[Dataset items]
* * *

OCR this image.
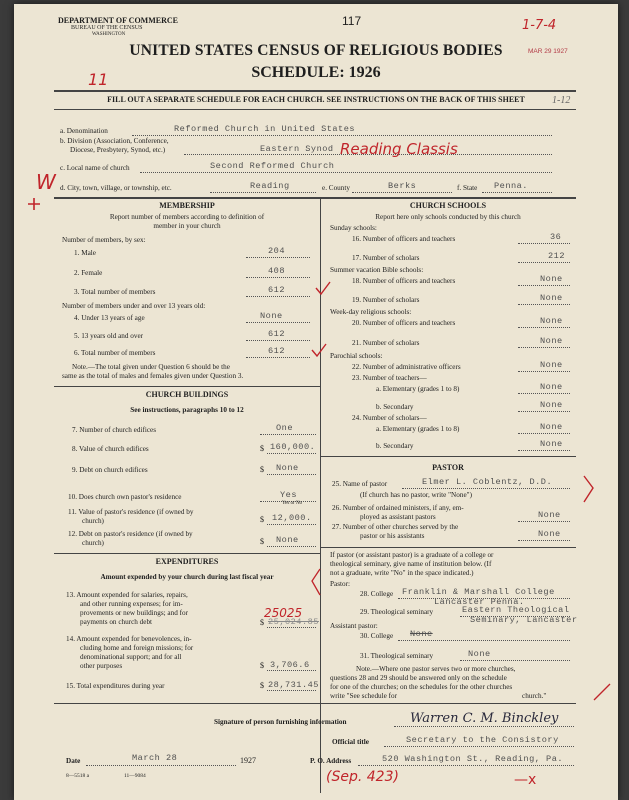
DEPARTMENT OF COMMERCE
BUREAU OF THE CENSUS
WASHINGTON
117	1-7-4
MAR 29 1927
UNITED STATES CENSUS OF RELIGIOUS BODIES
SCHEDULE: 1926
11
FILL OUT A SEPARATE SCHEDULE FOR EACH CHURCH. SEE INSTRUCTIONS ON THE BACK OF THIS SHEET	1-12
a. Denomination	Reformed Church in United States
b. Division (Association, Conference,
Diocese, Presbytery, Synod, etc.)	Eastern Synod Reading Classis
c. Local name of church	Second Reformed Church
W d. City, town, village, or township, etc.	Reading	e. County	Berks	f. State Penna.
MEMBERSHIP
Report number of members according to definition of
member in your church
Number of members, by sex:
1. Male	204
2. Female	408
3. Total number of members	612
Number of members under and over 13 years old:
4. Under 13 years of age	None
5. 13 years old and over	612
6. Total number of members	612
Note.—The total given under Question 6 should be the
same as the total of males and females given under Question 3.
CHURCH BUILDINGS
See instructions, paragraphs 10 to 12
7. Number of church edifices	One
8. Value of church edifices	$ 160,000.
9. Debt on church edifices	$ None
10. Does church own pastor's residence	Yes
Yes or No
11. Value of pastor's residence (if owned by
church)	$ 12,000.
12. Debt on pastor's residence (if owned by
church)	$ None
EXPENDITURES
Amount expended by your church during last fiscal year
13. Amount expended for salaries, repairs,
and other running expenses; for im-
provements or new buildings; and for
payments on church debt
25025
$ 25,024.85
14. Amount expended for benevolences, in-
cluding home and foreign missions; for
denominational support; and for all
other purposes	$ 3,706.6
15. Total expenditures during year	$ 28,731.45
CHURCH SCHOOLS
Report here only schools conducted by this church
Sunday schools:
16. Number of officers and teachers	36
17. Number of scholars	212
Summer vacation Bible schools:
18. Number of officers and teachers	None
19. Number of scholars	None
Week-day religious schools:
20. Number of officers and teachers	None
21. Number of scholars	None
Parochial schools:
22. Number of administrative officers	None
23. Number of teachers—
a. Elementary (grades 1 to 8)	None
b. Secondary	None
24. Number of scholars—
a. Elementary (grades 1 to 8)	None
b. Secondary	None
PASTOR
25. Name of pastor	Elmer L. Coblentz, D.D.
(If church has no pastor, write "None")
26. Number of ordained ministers, if any, em-
ployed as assistant pastors	None
27. Number of other churches served by the
pastor or his assistants	None
If pastor (or assistant pastor) is a graduate of a college or
theological seminary, give name of institution below. (If
not a graduate, write "No" in the space indicated.)
Pastor:
28. College Franklin & Marshall College
Lancaster Penna.
29. Theological seminary	Eastern Theological
Seminary, Lancaster
Assistant pastor:
30. College None
31. Theological seminary	None
Note.—Where one pastor serves two or more churches,
questions 28 and 29 should be answered only on the schedule
for one of the churches; on the schedules for the other churches
write "See schedule for	church."
Signature of person furnishing information	Warren C. M. Binckley
Official title	Secretary to the Consistory
Date	March 28	1927	P. O. Address	520 Washington St., Reading, Pa.
8—5518 a	11—9084	(Sep. 423)	—x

* * *

◆ **What is expected**
Filter the entries down to the lines containing "Note". Copy each of those lines.

◆ **Finished task**
Note.—The total given under Question 6 should be the
Note.—Where one pastor serves two or more churches,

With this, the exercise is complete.